** start The records **
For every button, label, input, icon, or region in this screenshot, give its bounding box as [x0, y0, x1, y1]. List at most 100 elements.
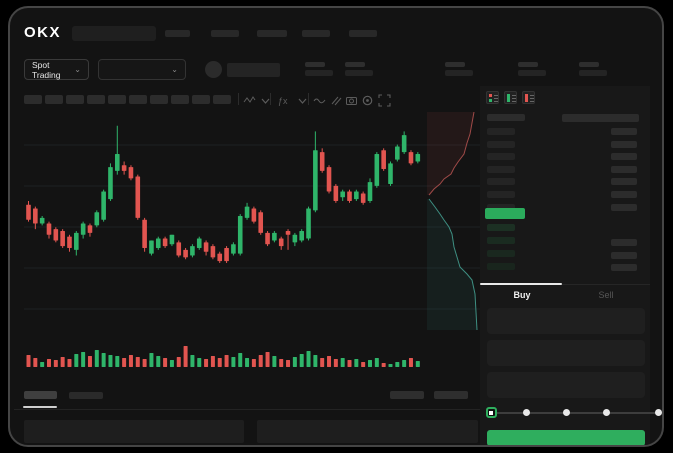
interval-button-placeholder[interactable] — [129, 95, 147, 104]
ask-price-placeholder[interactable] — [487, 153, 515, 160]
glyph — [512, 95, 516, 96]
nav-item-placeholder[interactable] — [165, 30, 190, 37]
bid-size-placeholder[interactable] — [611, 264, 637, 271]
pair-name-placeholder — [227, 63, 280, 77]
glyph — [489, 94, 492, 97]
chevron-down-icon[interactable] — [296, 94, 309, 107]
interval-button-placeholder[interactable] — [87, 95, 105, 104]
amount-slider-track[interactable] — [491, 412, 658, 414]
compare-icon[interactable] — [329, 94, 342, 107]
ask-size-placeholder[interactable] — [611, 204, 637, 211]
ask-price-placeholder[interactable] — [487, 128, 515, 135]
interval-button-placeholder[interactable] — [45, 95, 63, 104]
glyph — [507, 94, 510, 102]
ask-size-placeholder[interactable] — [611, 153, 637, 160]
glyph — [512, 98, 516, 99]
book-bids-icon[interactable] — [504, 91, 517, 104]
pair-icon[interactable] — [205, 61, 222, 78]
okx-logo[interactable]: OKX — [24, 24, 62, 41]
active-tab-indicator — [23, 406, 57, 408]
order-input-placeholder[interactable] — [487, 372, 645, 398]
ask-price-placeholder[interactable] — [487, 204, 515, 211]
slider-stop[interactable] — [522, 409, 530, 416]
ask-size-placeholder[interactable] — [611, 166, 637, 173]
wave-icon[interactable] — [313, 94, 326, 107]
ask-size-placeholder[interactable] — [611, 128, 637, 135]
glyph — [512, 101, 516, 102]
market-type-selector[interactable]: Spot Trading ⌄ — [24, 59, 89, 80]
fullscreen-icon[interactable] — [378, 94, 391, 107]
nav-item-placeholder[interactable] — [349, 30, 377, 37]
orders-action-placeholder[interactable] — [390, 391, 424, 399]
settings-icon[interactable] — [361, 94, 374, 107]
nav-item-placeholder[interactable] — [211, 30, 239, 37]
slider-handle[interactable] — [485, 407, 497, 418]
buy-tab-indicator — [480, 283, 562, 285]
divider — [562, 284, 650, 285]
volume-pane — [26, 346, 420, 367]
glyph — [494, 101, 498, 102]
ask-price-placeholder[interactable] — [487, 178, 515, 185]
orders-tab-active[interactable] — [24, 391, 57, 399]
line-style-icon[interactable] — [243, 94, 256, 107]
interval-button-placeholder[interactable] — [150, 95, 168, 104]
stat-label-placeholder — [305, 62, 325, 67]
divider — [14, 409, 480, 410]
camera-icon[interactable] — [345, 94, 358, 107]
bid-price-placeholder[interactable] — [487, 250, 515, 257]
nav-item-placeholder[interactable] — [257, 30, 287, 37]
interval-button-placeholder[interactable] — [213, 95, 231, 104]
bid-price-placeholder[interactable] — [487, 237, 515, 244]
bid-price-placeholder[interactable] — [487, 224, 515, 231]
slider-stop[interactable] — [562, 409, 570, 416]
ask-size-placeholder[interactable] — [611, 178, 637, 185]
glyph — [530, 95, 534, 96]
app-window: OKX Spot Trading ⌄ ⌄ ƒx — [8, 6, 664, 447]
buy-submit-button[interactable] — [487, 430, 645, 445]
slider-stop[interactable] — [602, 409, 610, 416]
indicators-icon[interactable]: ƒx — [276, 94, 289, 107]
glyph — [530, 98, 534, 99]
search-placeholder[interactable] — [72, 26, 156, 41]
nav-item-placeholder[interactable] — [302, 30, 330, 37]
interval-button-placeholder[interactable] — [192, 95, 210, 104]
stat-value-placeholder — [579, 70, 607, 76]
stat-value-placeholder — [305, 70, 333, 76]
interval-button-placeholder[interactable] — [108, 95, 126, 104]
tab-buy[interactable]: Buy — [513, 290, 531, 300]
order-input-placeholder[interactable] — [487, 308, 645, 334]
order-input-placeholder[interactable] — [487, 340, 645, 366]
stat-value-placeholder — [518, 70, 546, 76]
** end The records **
Goal:
Return every line of the entries above verbatim, leaving out the pictures.

Solution for this task:
For every button, label, input, icon, or region in this screenshot, give its bounding box as [x0, y0, x1, y1]. List at most 100 elements.
interval-button-placeholder[interactable] — [129, 95, 147, 104]
ask-price-placeholder[interactable] — [487, 153, 515, 160]
glyph — [512, 95, 516, 96]
nav-item-placeholder[interactable] — [165, 30, 190, 37]
bid-size-placeholder[interactable] — [611, 264, 637, 271]
pair-name-placeholder — [227, 63, 280, 77]
glyph — [489, 94, 492, 97]
chevron-down-icon[interactable] — [296, 94, 309, 107]
interval-button-placeholder[interactable] — [87, 95, 105, 104]
amount-slider-track[interactable] — [491, 412, 658, 414]
compare-icon[interactable] — [329, 94, 342, 107]
ask-size-placeholder[interactable] — [611, 204, 637, 211]
ask-price-placeholder[interactable] — [487, 128, 515, 135]
interval-button-placeholder[interactable] — [45, 95, 63, 104]
glyph — [507, 94, 510, 102]
ask-size-placeholder[interactable] — [611, 153, 637, 160]
glyph — [512, 98, 516, 99]
book-bids-icon[interactable] — [504, 91, 517, 104]
pair-icon[interactable] — [205, 61, 222, 78]
okx-logo[interactable]: OKX — [24, 24, 62, 41]
active-tab-indicator — [23, 406, 57, 408]
order-input-placeholder[interactable] — [487, 372, 645, 398]
ask-price-placeholder[interactable] — [487, 204, 515, 211]
slider-stop[interactable] — [522, 409, 530, 416]
ask-size-placeholder[interactable] — [611, 166, 637, 173]
wave-icon[interactable] — [313, 94, 326, 107]
ask-size-placeholder[interactable] — [611, 128, 637, 135]
glyph — [512, 101, 516, 102]
market-type-selector[interactable]: Spot Trading ⌄ — [24, 59, 89, 80]
fullscreen-icon[interactable] — [378, 94, 391, 107]
nav-item-placeholder[interactable] — [349, 30, 377, 37]
orders-action-placeholder[interactable] — [390, 391, 424, 399]
settings-icon[interactable] — [361, 94, 374, 107]
nav-item-placeholder[interactable] — [211, 30, 239, 37]
slider-handle[interactable] — [485, 407, 497, 418]
buy-tab-indicator — [480, 283, 562, 285]
divider — [562, 284, 650, 285]
volume-pane — [26, 346, 420, 367]
glyph — [494, 101, 498, 102]
ask-price-placeholder[interactable] — [487, 178, 515, 185]
orders-tab-active[interactable] — [24, 391, 57, 399]
line-style-icon[interactable] — [243, 94, 256, 107]
interval-button-placeholder[interactable] — [150, 95, 168, 104]
stat-label-placeholder — [305, 62, 325, 67]
divider — [14, 409, 480, 410]
camera-icon[interactable] — [345, 94, 358, 107]
bid-price-placeholder[interactable] — [487, 250, 515, 257]
nav-item-placeholder[interactable] — [257, 30, 287, 37]
interval-button-placeholder[interactable] — [213, 95, 231, 104]
bid-price-placeholder[interactable] — [487, 237, 515, 244]
bid-price-placeholder[interactable] — [487, 224, 515, 231]
slider-stop[interactable] — [562, 409, 570, 416]
ask-size-placeholder[interactable] — [611, 178, 637, 185]
glyph — [530, 95, 534, 96]
app-window: OKX Spot Trading ⌄ ⌄ ƒx — [8, 6, 664, 447]
buy-submit-button[interactable] — [487, 430, 645, 445]
slider-stop[interactable] — [602, 409, 610, 416]
indicators-icon[interactable]: ƒx — [276, 94, 289, 107]
glyph — [530, 98, 534, 99]
search-placeholder[interactable] — [72, 26, 156, 41]
nav-item-placeholder[interactable] — [302, 30, 330, 37]
interval-button-placeholder[interactable] — [192, 95, 210, 104]
stat-value-placeholder — [579, 70, 607, 76]
stat-value-placeholder — [305, 70, 333, 76]
interval-button-placeholder[interactable] — [108, 95, 126, 104]
tab-buy[interactable]: Buy — [513, 290, 531, 300]
order-input-placeholder[interactable] — [487, 308, 645, 334]
order-input-placeholder[interactable] — [487, 340, 645, 366]
stat-value-placeholder — [518, 70, 546, 76]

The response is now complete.